Stored entries:
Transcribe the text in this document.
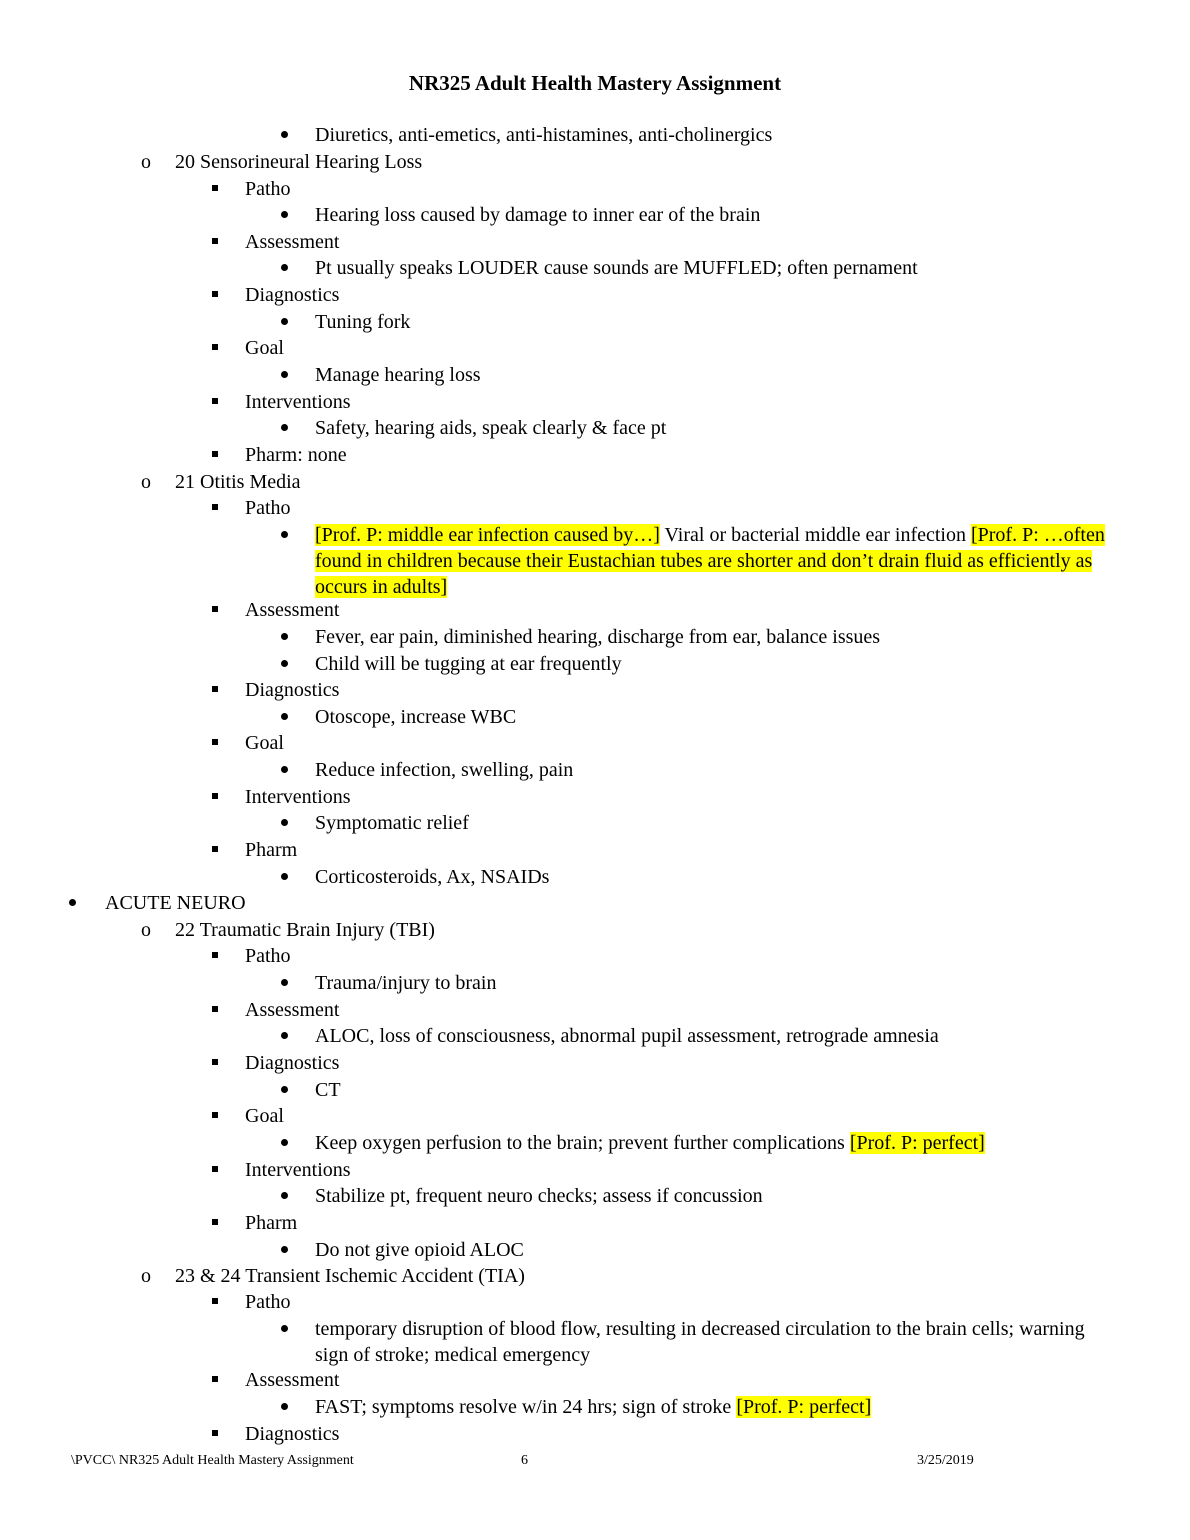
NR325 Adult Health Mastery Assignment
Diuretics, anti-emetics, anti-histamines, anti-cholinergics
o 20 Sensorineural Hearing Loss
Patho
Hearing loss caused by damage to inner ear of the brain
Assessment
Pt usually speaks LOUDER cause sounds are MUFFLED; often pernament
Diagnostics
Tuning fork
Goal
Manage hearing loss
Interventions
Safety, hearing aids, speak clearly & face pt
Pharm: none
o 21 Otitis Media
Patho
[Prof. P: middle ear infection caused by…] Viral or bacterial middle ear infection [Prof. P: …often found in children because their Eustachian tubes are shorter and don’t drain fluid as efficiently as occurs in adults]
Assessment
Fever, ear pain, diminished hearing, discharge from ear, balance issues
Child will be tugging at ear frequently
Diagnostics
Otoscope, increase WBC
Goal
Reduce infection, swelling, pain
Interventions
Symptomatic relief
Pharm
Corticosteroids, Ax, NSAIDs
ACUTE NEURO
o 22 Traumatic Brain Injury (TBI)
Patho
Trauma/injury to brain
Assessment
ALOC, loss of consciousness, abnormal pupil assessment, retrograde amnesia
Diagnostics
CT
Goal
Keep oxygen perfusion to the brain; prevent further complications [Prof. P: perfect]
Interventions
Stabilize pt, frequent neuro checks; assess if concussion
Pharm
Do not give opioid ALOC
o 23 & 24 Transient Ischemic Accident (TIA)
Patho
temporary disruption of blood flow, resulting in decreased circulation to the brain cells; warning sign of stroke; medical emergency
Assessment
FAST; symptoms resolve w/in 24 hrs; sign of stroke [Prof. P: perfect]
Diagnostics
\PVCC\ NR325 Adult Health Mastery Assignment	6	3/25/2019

● **DIRECTIONS**: Without including any picture, print every record exactly as written above.

● **YOUR SOLUTION**:
Transcribe the text in this document.
NR325 Adult Health Mastery Assignment
Diuretics, anti-emetics, anti-histamines, anti-cholinergics
o 20 Sensorineural Hearing Loss
Patho
Hearing loss caused by damage to inner ear of the brain
Assessment
Pt usually speaks LOUDER cause sounds are MUFFLED; often pernament
Diagnostics
Tuning fork
Goal
Manage hearing loss
Interventions
Safety, hearing aids, speak clearly & face pt
Pharm: none
o 21 Otitis Media
Patho
[Prof. P: middle ear infection caused by…] Viral or bacterial middle ear infection [Prof. P: …often found in children because their Eustachian tubes are shorter and don’t drain fluid as efficiently as occurs in adults]
Assessment
Fever, ear pain, diminished hearing, discharge from ear, balance issues
Child will be tugging at ear frequently
Diagnostics
Otoscope, increase WBC
Goal
Reduce infection, swelling, pain
Interventions
Symptomatic relief
Pharm
Corticosteroids, Ax, NSAIDs
ACUTE NEURO
o 22 Traumatic Brain Injury (TBI)
Patho
Trauma/injury to brain
Assessment
ALOC, loss of consciousness, abnormal pupil assessment, retrograde amnesia
Diagnostics
CT
Goal
Keep oxygen perfusion to the brain; prevent further complications [Prof. P: perfect]
Interventions
Stabilize pt, frequent neuro checks; assess if concussion
Pharm
Do not give opioid ALOC
o 23 & 24 Transient Ischemic Accident (TIA)
Patho
temporary disruption of blood flow, resulting in decreased circulation to the brain cells; warning sign of stroke; medical emergency
Assessment
FAST; symptoms resolve w/in 24 hrs; sign of stroke [Prof. P: perfect]
Diagnostics
\PVCC\ NR325 Adult Health Mastery Assignment	6	3/25/2019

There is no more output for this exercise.